▶ _What is required_
Skip the pictures and quote all of the lines exactly.

Figure contents as structured data:
====

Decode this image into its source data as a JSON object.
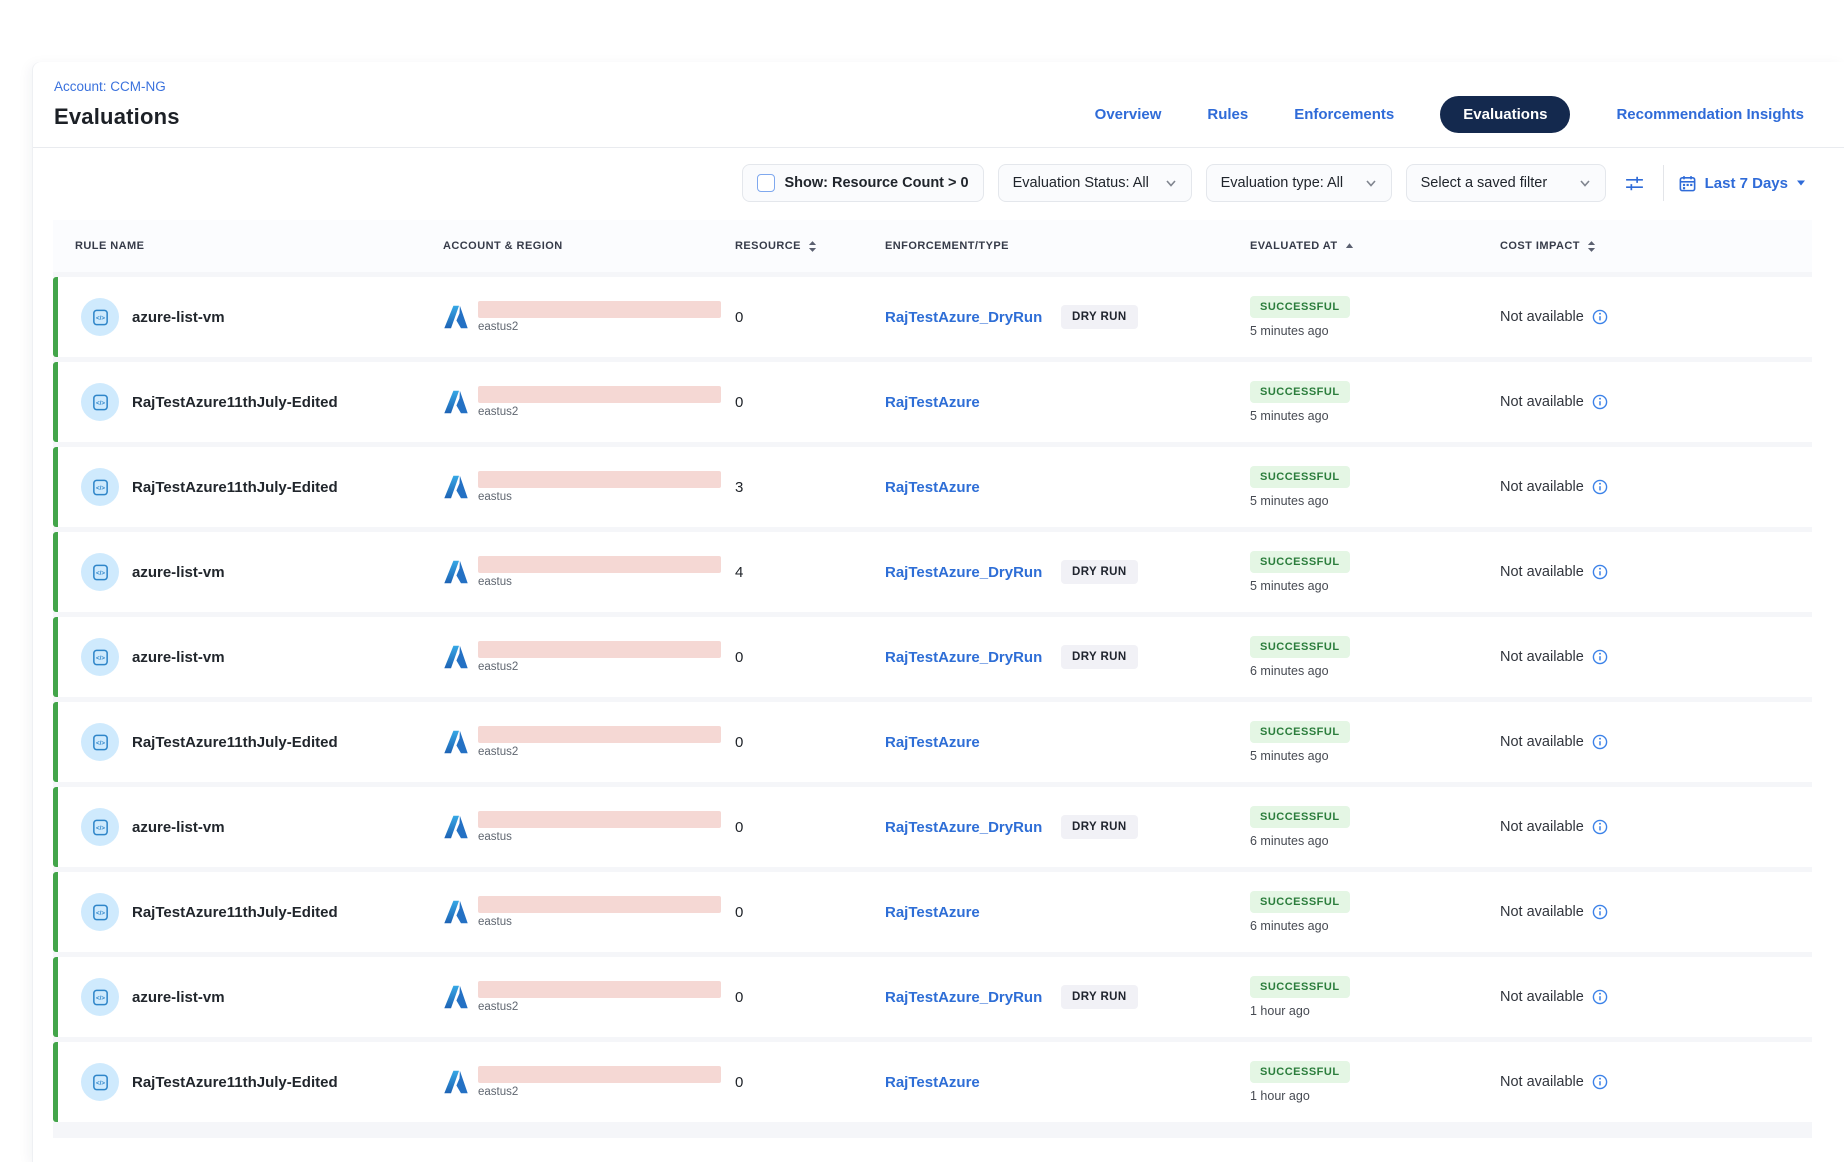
{
  "header": {
    "account_label": "Account: CCM-NG",
    "page_title": "Evaluations",
    "nav": [
      {
        "label": "Overview",
        "active": false
      },
      {
        "label": "Rules",
        "active": false
      },
      {
        "label": "Enforcements",
        "active": false
      },
      {
        "label": "Evaluations",
        "active": true
      },
      {
        "label": "Recommendation Insights",
        "active": false
      }
    ]
  },
  "filters": {
    "resource_count_label": "Show: Resource Count > 0",
    "resource_count_checked": false,
    "status_label": "Evaluation Status: All",
    "type_label": "Evaluation type: All",
    "saved_filter_placeholder": "Select a saved filter",
    "date_range_label": "Last 7 Days"
  },
  "table": {
    "columns": [
      {
        "label": "RULE NAME",
        "sort": "none"
      },
      {
        "label": "ACCOUNT & REGION",
        "sort": "none"
      },
      {
        "label": "RESOURCE",
        "sort": "both"
      },
      {
        "label": "ENFORCEMENT/TYPE",
        "sort": "none"
      },
      {
        "label": "EVALUATED AT",
        "sort": "asc"
      },
      {
        "label": "COST IMPACT",
        "sort": "both"
      }
    ],
    "badges": {
      "dry_run": "DRY RUN"
    },
    "rows": [
      {
        "rule_name": "azure-list-vm",
        "region": "eastus2",
        "resource": "0",
        "enforcement": "RajTestAzure_DryRun",
        "dry_run": true,
        "status": "SUCCESSFUL",
        "evaluated": "5 minutes ago",
        "cost_impact": "Not available"
      },
      {
        "rule_name": "RajTestAzure11thJuly-Edited",
        "region": "eastus2",
        "resource": "0",
        "enforcement": "RajTestAzure",
        "dry_run": false,
        "status": "SUCCESSFUL",
        "evaluated": "5 minutes ago",
        "cost_impact": "Not available"
      },
      {
        "rule_name": "RajTestAzure11thJuly-Edited",
        "region": "eastus",
        "resource": "3",
        "enforcement": "RajTestAzure",
        "dry_run": false,
        "status": "SUCCESSFUL",
        "evaluated": "5 minutes ago",
        "cost_impact": "Not available"
      },
      {
        "rule_name": "azure-list-vm",
        "region": "eastus",
        "resource": "4",
        "enforcement": "RajTestAzure_DryRun",
        "dry_run": true,
        "status": "SUCCESSFUL",
        "evaluated": "5 minutes ago",
        "cost_impact": "Not available"
      },
      {
        "rule_name": "azure-list-vm",
        "region": "eastus2",
        "resource": "0",
        "enforcement": "RajTestAzure_DryRun",
        "dry_run": true,
        "status": "SUCCESSFUL",
        "evaluated": "6 minutes ago",
        "cost_impact": "Not available"
      },
      {
        "rule_name": "RajTestAzure11thJuly-Edited",
        "region": "eastus2",
        "resource": "0",
        "enforcement": "RajTestAzure",
        "dry_run": false,
        "status": "SUCCESSFUL",
        "evaluated": "5 minutes ago",
        "cost_impact": "Not available"
      },
      {
        "rule_name": "azure-list-vm",
        "region": "eastus",
        "resource": "0",
        "enforcement": "RajTestAzure_DryRun",
        "dry_run": true,
        "status": "SUCCESSFUL",
        "evaluated": "6 minutes ago",
        "cost_impact": "Not available"
      },
      {
        "rule_name": "RajTestAzure11thJuly-Edited",
        "region": "eastus",
        "resource": "0",
        "enforcement": "RajTestAzure",
        "dry_run": false,
        "status": "SUCCESSFUL",
        "evaluated": "6 minutes ago",
        "cost_impact": "Not available"
      },
      {
        "rule_name": "azure-list-vm",
        "region": "eastus2",
        "resource": "0",
        "enforcement": "RajTestAzure_DryRun",
        "dry_run": true,
        "status": "SUCCESSFUL",
        "evaluated": "1 hour ago",
        "cost_impact": "Not available"
      },
      {
        "rule_name": "RajTestAzure11thJuly-Edited",
        "region": "eastus2",
        "resource": "0",
        "enforcement": "RajTestAzure",
        "dry_run": false,
        "status": "SUCCESSFUL",
        "evaluated": "1 hour ago",
        "cost_impact": "Not available"
      }
    ]
  },
  "colors": {
    "accent_blue": "#2f6bd8",
    "active_pill_navy": "#14294e",
    "row_strip_green": "#43a54a",
    "success_badge_bg": "#e4f6e4",
    "success_badge_text": "#2b7d3c",
    "redaction_pink": "#f5d8d4",
    "rule_icon_circle": "#cfeafd"
  }
}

====

▶ _Problem solution_
Decode this image into its source data as a JSON object.
{
  "header": {
    "account_label": "Account: CCM-NG",
    "page_title": "Evaluations",
    "nav": [
      {
        "label": "Overview",
        "active": false
      },
      {
        "label": "Rules",
        "active": false
      },
      {
        "label": "Enforcements",
        "active": false
      },
      {
        "label": "Evaluations",
        "active": true
      },
      {
        "label": "Recommendation Insights",
        "active": false
      }
    ]
  },
  "filters": {
    "resource_count_label": "Show: Resource Count > 0",
    "resource_count_checked": false,
    "status_label": "Evaluation Status: All",
    "type_label": "Evaluation type: All",
    "saved_filter_placeholder": "Select a saved filter",
    "date_range_label": "Last 7 Days"
  },
  "table": {
    "columns": [
      {
        "label": "RULE NAME",
        "sort": "none"
      },
      {
        "label": "ACCOUNT & REGION",
        "sort": "none"
      },
      {
        "label": "RESOURCE",
        "sort": "both"
      },
      {
        "label": "ENFORCEMENT/TYPE",
        "sort": "none"
      },
      {
        "label": "EVALUATED AT",
        "sort": "asc"
      },
      {
        "label": "COST IMPACT",
        "sort": "both"
      }
    ],
    "badges": {
      "dry_run": "DRY RUN"
    },
    "rows": [
      {
        "rule_name": "azure-list-vm",
        "region": "eastus2",
        "resource": "0",
        "enforcement": "RajTestAzure_DryRun",
        "dry_run": true,
        "status": "SUCCESSFUL",
        "evaluated": "5 minutes ago",
        "cost_impact": "Not available"
      },
      {
        "rule_name": "RajTestAzure11thJuly-Edited",
        "region": "eastus2",
        "resource": "0",
        "enforcement": "RajTestAzure",
        "dry_run": false,
        "status": "SUCCESSFUL",
        "evaluated": "5 minutes ago",
        "cost_impact": "Not available"
      },
      {
        "rule_name": "RajTestAzure11thJuly-Edited",
        "region": "eastus",
        "resource": "3",
        "enforcement": "RajTestAzure",
        "dry_run": false,
        "status": "SUCCESSFUL",
        "evaluated": "5 minutes ago",
        "cost_impact": "Not available"
      },
      {
        "rule_name": "azure-list-vm",
        "region": "eastus",
        "resource": "4",
        "enforcement": "RajTestAzure_DryRun",
        "dry_run": true,
        "status": "SUCCESSFUL",
        "evaluated": "5 minutes ago",
        "cost_impact": "Not available"
      },
      {
        "rule_name": "azure-list-vm",
        "region": "eastus2",
        "resource": "0",
        "enforcement": "RajTestAzure_DryRun",
        "dry_run": true,
        "status": "SUCCESSFUL",
        "evaluated": "6 minutes ago",
        "cost_impact": "Not available"
      },
      {
        "rule_name": "RajTestAzure11thJuly-Edited",
        "region": "eastus2",
        "resource": "0",
        "enforcement": "RajTestAzure",
        "dry_run": false,
        "status": "SUCCESSFUL",
        "evaluated": "5 minutes ago",
        "cost_impact": "Not available"
      },
      {
        "rule_name": "azure-list-vm",
        "region": "eastus",
        "resource": "0",
        "enforcement": "RajTestAzure_DryRun",
        "dry_run": true,
        "status": "SUCCESSFUL",
        "evaluated": "6 minutes ago",
        "cost_impact": "Not available"
      },
      {
        "rule_name": "RajTestAzure11thJuly-Edited",
        "region": "eastus",
        "resource": "0",
        "enforcement": "RajTestAzure",
        "dry_run": false,
        "status": "SUCCESSFUL",
        "evaluated": "6 minutes ago",
        "cost_impact": "Not available"
      },
      {
        "rule_name": "azure-list-vm",
        "region": "eastus2",
        "resource": "0",
        "enforcement": "RajTestAzure_DryRun",
        "dry_run": true,
        "status": "SUCCESSFUL",
        "evaluated": "1 hour ago",
        "cost_impact": "Not available"
      },
      {
        "rule_name": "RajTestAzure11thJuly-Edited",
        "region": "eastus2",
        "resource": "0",
        "enforcement": "RajTestAzure",
        "dry_run": false,
        "status": "SUCCESSFUL",
        "evaluated": "1 hour ago",
        "cost_impact": "Not available"
      }
    ]
  },
  "colors": {
    "accent_blue": "#2f6bd8",
    "active_pill_navy": "#14294e",
    "row_strip_green": "#43a54a",
    "success_badge_bg": "#e4f6e4",
    "success_badge_text": "#2b7d3c",
    "redaction_pink": "#f5d8d4",
    "rule_icon_circle": "#cfeafd"
  }
}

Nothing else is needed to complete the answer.